-- Start --

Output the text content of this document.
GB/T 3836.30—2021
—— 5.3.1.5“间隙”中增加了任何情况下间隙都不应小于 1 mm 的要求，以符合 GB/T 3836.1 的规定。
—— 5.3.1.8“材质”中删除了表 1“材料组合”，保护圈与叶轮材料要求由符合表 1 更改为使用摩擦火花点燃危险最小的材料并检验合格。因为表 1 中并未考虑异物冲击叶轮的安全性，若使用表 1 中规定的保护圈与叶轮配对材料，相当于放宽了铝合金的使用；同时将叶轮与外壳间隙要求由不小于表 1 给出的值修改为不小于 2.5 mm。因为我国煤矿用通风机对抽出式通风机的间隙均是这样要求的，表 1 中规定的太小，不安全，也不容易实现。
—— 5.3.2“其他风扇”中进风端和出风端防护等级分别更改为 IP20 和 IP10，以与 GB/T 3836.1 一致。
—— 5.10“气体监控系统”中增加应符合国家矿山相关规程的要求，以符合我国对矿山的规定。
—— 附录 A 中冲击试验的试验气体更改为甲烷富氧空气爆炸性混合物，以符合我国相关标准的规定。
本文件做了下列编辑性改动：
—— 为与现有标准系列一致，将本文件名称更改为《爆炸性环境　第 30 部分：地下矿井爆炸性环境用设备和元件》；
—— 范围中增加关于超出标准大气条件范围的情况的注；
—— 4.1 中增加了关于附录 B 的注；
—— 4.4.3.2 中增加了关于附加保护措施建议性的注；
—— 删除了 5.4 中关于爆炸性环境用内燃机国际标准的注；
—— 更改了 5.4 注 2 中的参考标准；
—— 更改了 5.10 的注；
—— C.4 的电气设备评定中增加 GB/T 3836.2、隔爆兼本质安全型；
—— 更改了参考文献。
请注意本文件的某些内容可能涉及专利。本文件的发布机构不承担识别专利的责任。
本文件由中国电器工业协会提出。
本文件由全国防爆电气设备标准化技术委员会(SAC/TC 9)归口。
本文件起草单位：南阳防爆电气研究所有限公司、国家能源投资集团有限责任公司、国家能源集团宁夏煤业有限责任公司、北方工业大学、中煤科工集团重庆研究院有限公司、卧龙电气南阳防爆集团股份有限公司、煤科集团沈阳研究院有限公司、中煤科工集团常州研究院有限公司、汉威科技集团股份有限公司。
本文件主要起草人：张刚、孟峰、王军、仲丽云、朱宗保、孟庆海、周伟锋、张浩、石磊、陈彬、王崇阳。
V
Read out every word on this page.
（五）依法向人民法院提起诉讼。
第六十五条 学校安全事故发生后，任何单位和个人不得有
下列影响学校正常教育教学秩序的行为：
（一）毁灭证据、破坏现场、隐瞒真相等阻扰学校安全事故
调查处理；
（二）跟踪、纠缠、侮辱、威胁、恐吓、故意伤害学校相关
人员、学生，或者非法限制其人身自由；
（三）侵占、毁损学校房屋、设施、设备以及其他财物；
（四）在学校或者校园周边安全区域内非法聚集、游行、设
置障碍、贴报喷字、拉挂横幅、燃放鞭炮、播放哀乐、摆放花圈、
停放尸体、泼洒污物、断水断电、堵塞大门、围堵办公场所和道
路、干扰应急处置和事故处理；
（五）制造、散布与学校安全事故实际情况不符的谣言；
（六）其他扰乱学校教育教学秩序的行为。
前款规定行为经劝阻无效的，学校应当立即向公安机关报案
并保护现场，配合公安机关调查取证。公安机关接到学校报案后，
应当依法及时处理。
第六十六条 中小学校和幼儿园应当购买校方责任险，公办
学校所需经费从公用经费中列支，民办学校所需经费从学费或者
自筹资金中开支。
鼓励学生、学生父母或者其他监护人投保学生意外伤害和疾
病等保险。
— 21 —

-- End --

**DIRECTIONS:**
Reproduce the complete data exactly as presented above.

**TASK OUTPUT:**
Output the text content of this document.
GB/T 3836.30—2021
—— 5.3.1.5“间隙”中增加了任何情况下间隙都不应小于 1 mm 的要求，以符合 GB/T 3836.1 的规定。
—— 5.3.1.8“材质”中删除了表 1“材料组合”，保护圈与叶轮材料要求由符合表 1 更改为使用摩擦火花点燃危险最小的材料并检验合格。因为表 1 中并未考虑异物冲击叶轮的安全性，若使用表 1 中规定的保护圈与叶轮配对材料，相当于放宽了铝合金的使用；同时将叶轮与外壳间隙要求由不小于表 1 给出的值修改为不小于 2.5 mm。因为我国煤矿用通风机对抽出式通风机的间隙均是这样要求的，表 1 中规定的太小，不安全，也不容易实现。
—— 5.3.2“其他风扇”中进风端和出风端防护等级分别更改为 IP20 和 IP10，以与 GB/T 3836.1 一致。
—— 5.10“气体监控系统”中增加应符合国家矿山相关规程的要求，以符合我国对矿山的规定。
—— 附录 A 中冲击试验的试验气体更改为甲烷富氧空气爆炸性混合物，以符合我国相关标准的规定。
本文件做了下列编辑性改动：
—— 为与现有标准系列一致，将本文件名称更改为《爆炸性环境　第 30 部分：地下矿井爆炸性环境用设备和元件》；
—— 范围中增加关于超出标准大气条件范围的情况的注；
—— 4.1 中增加了关于附录 B 的注；
—— 4.4.3.2 中增加了关于附加保护措施建议性的注；
—— 删除了 5.4 中关于爆炸性环境用内燃机国际标准的注；
—— 更改了 5.4 注 2 中的参考标准；
—— 更改了 5.10 的注；
—— C.4 的电气设备评定中增加 GB/T 3836.2、隔爆兼本质安全型；
—— 更改了参考文献。
请注意本文件的某些内容可能涉及专利。本文件的发布机构不承担识别专利的责任。
本文件由中国电器工业协会提出。
本文件由全国防爆电气设备标准化技术委员会(SAC/TC 9)归口。
本文件起草单位：南阳防爆电气研究所有限公司、国家能源投资集团有限责任公司、国家能源集团宁夏煤业有限责任公司、北方工业大学、中煤科工集团重庆研究院有限公司、卧龙电气南阳防爆集团股份有限公司、煤科集团沈阳研究院有限公司、中煤科工集团常州研究院有限公司、汉威科技集团股份有限公司。
本文件主要起草人：张刚、孟峰、王军、仲丽云、朱宗保、孟庆海、周伟锋、张浩、石磊、陈彬、王崇阳。
V
Read out every word on this page.
（五）依法向人民法院提起诉讼。
第六十五条 学校安全事故发生后，任何单位和个人不得有
下列影响学校正常教育教学秩序的行为：
（一）毁灭证据、破坏现场、隐瞒真相等阻扰学校安全事故
调查处理；
（二）跟踪、纠缠、侮辱、威胁、恐吓、故意伤害学校相关
人员、学生，或者非法限制其人身自由；
（三）侵占、毁损学校房屋、设施、设备以及其他财物；
（四）在学校或者校园周边安全区域内非法聚集、游行、设
置障碍、贴报喷字、拉挂横幅、燃放鞭炮、播放哀乐、摆放花圈、
停放尸体、泼洒污物、断水断电、堵塞大门、围堵办公场所和道
路、干扰应急处置和事故处理；
（五）制造、散布与学校安全事故实际情况不符的谣言；
（六）其他扰乱学校教育教学秩序的行为。
前款规定行为经劝阻无效的，学校应当立即向公安机关报案
并保护现场，配合公安机关调查取证。公安机关接到学校报案后，
应当依法及时处理。
第六十六条 中小学校和幼儿园应当购买校方责任险，公办
学校所需经费从公用经费中列支，民办学校所需经费从学费或者
自筹资金中开支。
鼓励学生、学生父母或者其他监护人投保学生意外伤害和疾
病等保险。
— 21 —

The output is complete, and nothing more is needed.